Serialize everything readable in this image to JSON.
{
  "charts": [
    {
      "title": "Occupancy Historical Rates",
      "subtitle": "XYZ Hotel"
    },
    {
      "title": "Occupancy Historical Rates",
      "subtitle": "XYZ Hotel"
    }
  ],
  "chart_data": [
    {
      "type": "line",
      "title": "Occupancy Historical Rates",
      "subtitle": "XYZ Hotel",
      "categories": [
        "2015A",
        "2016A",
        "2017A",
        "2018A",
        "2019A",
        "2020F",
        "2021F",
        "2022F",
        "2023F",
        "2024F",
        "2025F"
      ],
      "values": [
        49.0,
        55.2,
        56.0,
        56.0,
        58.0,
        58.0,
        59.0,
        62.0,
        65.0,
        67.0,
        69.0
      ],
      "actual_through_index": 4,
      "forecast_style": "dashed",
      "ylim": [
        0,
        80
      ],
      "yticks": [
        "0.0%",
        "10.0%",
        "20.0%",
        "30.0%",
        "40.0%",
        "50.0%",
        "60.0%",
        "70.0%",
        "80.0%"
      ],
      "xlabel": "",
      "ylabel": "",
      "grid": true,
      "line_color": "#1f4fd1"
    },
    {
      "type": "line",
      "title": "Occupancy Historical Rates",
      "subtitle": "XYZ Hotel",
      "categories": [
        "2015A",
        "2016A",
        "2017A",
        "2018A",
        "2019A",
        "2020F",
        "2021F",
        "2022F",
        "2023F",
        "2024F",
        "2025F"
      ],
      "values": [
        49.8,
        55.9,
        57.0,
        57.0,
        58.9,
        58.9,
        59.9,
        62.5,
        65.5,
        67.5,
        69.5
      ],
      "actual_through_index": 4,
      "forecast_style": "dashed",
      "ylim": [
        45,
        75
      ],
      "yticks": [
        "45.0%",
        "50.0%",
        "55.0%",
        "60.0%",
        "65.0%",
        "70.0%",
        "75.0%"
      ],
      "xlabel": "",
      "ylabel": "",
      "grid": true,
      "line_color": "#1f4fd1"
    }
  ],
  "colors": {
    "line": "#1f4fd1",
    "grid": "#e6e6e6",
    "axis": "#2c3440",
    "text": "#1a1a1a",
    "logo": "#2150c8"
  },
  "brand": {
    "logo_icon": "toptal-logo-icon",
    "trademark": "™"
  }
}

####

- Goal of the exercise: Please repeat all the records above exactly as they appear.

- Solution for this exercise:
Serialize everything readable in this image to JSON.
{
  "charts": [
    {
      "title": "Occupancy Historical Rates",
      "subtitle": "XYZ Hotel"
    },
    {
      "title": "Occupancy Historical Rates",
      "subtitle": "XYZ Hotel"
    }
  ],
  "chart_data": [
    {
      "type": "line",
      "title": "Occupancy Historical Rates",
      "subtitle": "XYZ Hotel",
      "categories": [
        "2015A",
        "2016A",
        "2017A",
        "2018A",
        "2019A",
        "2020F",
        "2021F",
        "2022F",
        "2023F",
        "2024F",
        "2025F"
      ],
      "values": [
        49.0,
        55.2,
        56.0,
        56.0,
        58.0,
        58.0,
        59.0,
        62.0,
        65.0,
        67.0,
        69.0
      ],
      "actual_through_index": 4,
      "forecast_style": "dashed",
      "ylim": [
        0,
        80
      ],
      "yticks": [
        "0.0%",
        "10.0%",
        "20.0%",
        "30.0%",
        "40.0%",
        "50.0%",
        "60.0%",
        "70.0%",
        "80.0%"
      ],
      "xlabel": "",
      "ylabel": "",
      "grid": true,
      "line_color": "#1f4fd1"
    },
    {
      "type": "line",
      "title": "Occupancy Historical Rates",
      "subtitle": "XYZ Hotel",
      "categories": [
        "2015A",
        "2016A",
        "2017A",
        "2018A",
        "2019A",
        "2020F",
        "2021F",
        "2022F",
        "2023F",
        "2024F",
        "2025F"
      ],
      "values": [
        49.8,
        55.9,
        57.0,
        57.0,
        58.9,
        58.9,
        59.9,
        62.5,
        65.5,
        67.5,
        69.5
      ],
      "actual_through_index": 4,
      "forecast_style": "dashed",
      "ylim": [
        45,
        75
      ],
      "yticks": [
        "45.0%",
        "50.0%",
        "55.0%",
        "60.0%",
        "65.0%",
        "70.0%",
        "75.0%"
      ],
      "xlabel": "",
      "ylabel": "",
      "grid": true,
      "line_color": "#1f4fd1"
    }
  ],
  "colors": {
    "line": "#1f4fd1",
    "grid": "#e6e6e6",
    "axis": "#2c3440",
    "text": "#1a1a1a",
    "logo": "#2150c8"
  },
  "brand": {
    "logo_icon": "toptal-logo-icon",
    "trademark": "™"
  }
}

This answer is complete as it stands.